Passage shown ->

---+---

Review of  Corpus Linguistics with BNCweb - A Practical Guide

Reviewer: Elizabeth (Betsy) Craig
Book Title: Corpus Linguistics with BNCweb - A Practical Guide
Book Author: Sebastian Hoffmann Stefan Evert Ylva Berglund Prytz David Y.W. Lee Nicholas Smith
Publisher: Peter Lang AG
Linguistic Field(s): Text/Corpus Linguistics
Discipline of Linguistics
Subject Language(s): English
Issue Number: 21.663

AUTHORS: Hoffmann, Sebastian; Evert, Stefan; Smith, Nicholas; Lee, David; Prytz,
Ylva Berglund
TITLE: Corpus Linguistics with BNCweb
SUBTITLE: A practical guide
SERIES: English Corpus Linguistics, Volume 6
YEAR: 2008

Elizabeth Craig, Department of English, The University of Georgia


''Corpus Linguistics with BNCweb'' is the sixth in a series of titles from Peter
Lang devoted to English corpus linguistics. BNC is an acronym for the British
National Corpus (, which has been maintained at
Lancaster University since the early 1990's and consists of 100 million words of
both written (90%) and spoken (10%) British English in over 4000 texts, which
are categorized by genre. A large corpus such as the BNC can provide accurate
information on both a word's meaning and usage through the implementation of
various query tools as explicitly described in this detailed guide to the BNCweb.

Emphasized at the outset is the fact that working with a corpus solves two
problems for language researchers: how to base conclusions on actual usage
rather than on mere introspection and how to consider a large amount of data
without the time-consuming task of interviewing individual informants. A corpus
then is not about what a researcher believes, but about what many people do with
language. Lexical behavior is revealed in patterns that can be quickly and
conveniently displayed in concordance lines through the use of sophisticated
search tools such as the BNCweb, which is designed for working with words and
phrases and their co-occurrence frequencies.

---+---

Job -> Please state how many words the British National Corpus contains, according to the review. The listing after this comes from a separate source.

Data provided ->
---+---

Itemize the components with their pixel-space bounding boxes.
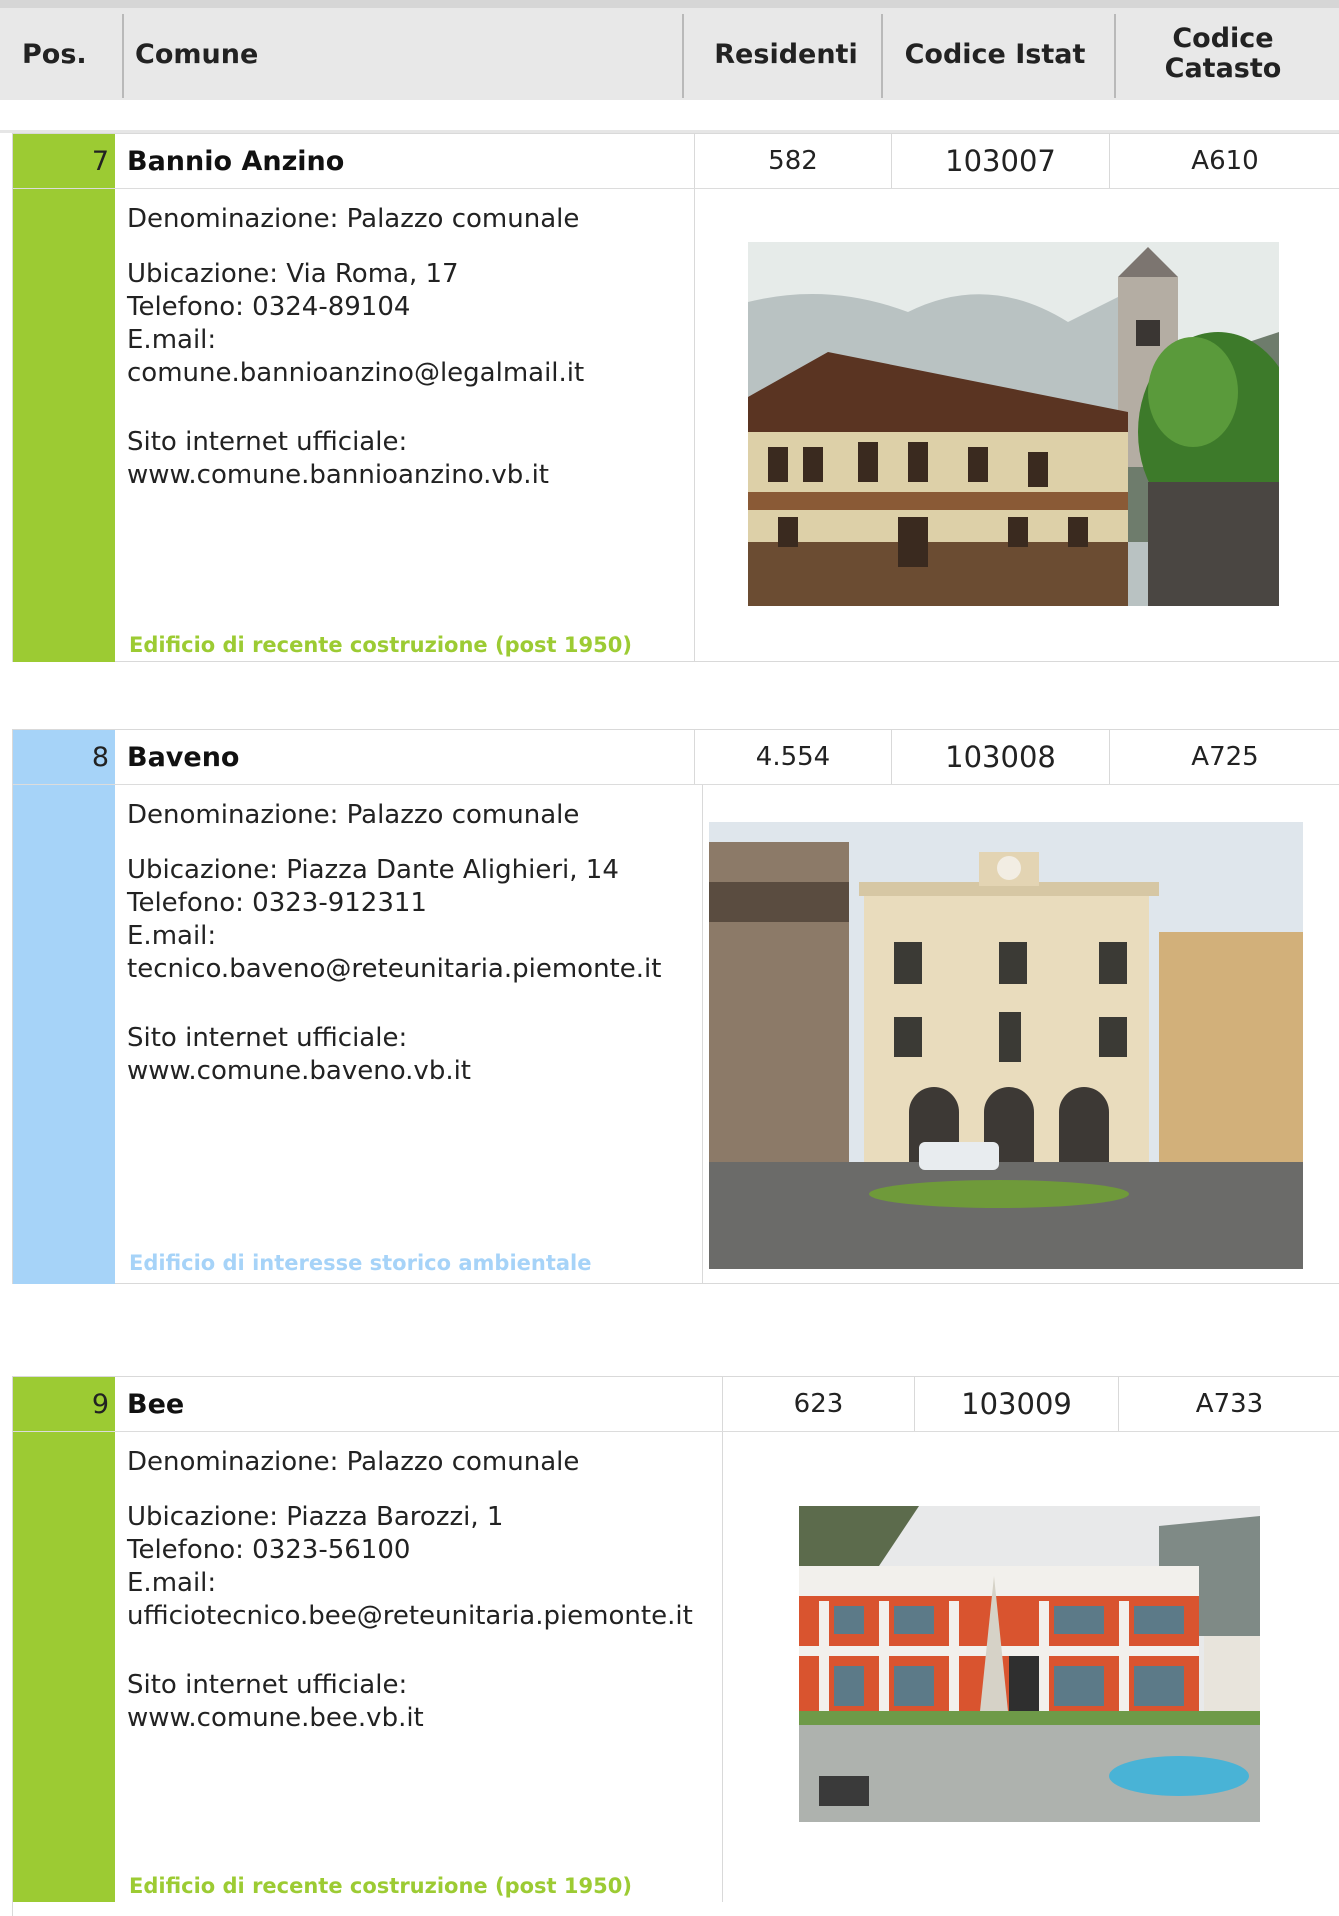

---+---

Solved problem -> 100 million words